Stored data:

start

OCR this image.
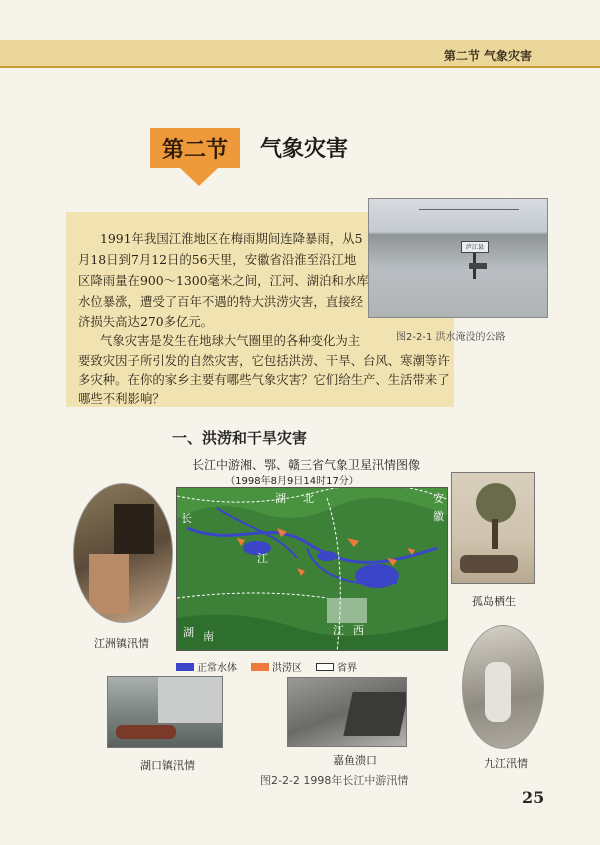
第二节 气象灾害
第二节	气象灾害
庐江县
图2-2-1 洪水淹没的公路
1991年我国江淮地区在梅雨期间连降暴雨，从5
月18日到7月12日的56天里，安徽省沿淮至沿江地
区降雨量在900～1300毫米之间，江河、湖泊和水库
水位暴涨，遭受了百年不遇的特大洪涝灾害，直接经
济损失高达270多亿元。
气象灾害是发生在地球大气圈里的各种变化为主
要致灾因子所引发的自然灾害，它包括洪涝、干旱、台风、寒潮等许
多灾种。在你的家乡主要有哪些气象灾害？它们给生产、生活带来了
哪些不利影响？
一、洪涝和干旱灾害
长江中游湘、鄂、赣三省气象卫星汛情图像
（1998年8月9日14时17分）
湖 北
长
江
湖 南	江 西
安
徽
正常水体	洪涝区	省界
江洲镇汛情
孤岛栖生
九江汛情
湖口镇汛情	嘉鱼溃口
图2-2-2 1998年长江中游汛情
25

end

Reproduce each line exactly, please, except for any pictures.

OCR this image.
第二节 气象灾害
第二节	气象灾害
庐江县
图2-2-1 洪水淹没的公路
1991年我国江淮地区在梅雨期间连降暴雨，从5
月18日到7月12日的56天里，安徽省沿淮至沿江地
区降雨量在900～1300毫米之间，江河、湖泊和水库
水位暴涨，遭受了百年不遇的特大洪涝灾害，直接经
济损失高达270多亿元。
气象灾害是发生在地球大气圈里的各种变化为主
要致灾因子所引发的自然灾害，它包括洪涝、干旱、台风、寒潮等许
多灾种。在你的家乡主要有哪些气象灾害？它们给生产、生活带来了
哪些不利影响？
一、洪涝和干旱灾害
长江中游湘、鄂、赣三省气象卫星汛情图像
（1998年8月9日14时17分）
湖 北
长
江
湖 南	江 西
安
徽
正常水体	洪涝区	省界
江洲镇汛情
孤岛栖生
九江汛情
湖口镇汛情	嘉鱼溃口
图2-2-2 1998年长江中游汛情
25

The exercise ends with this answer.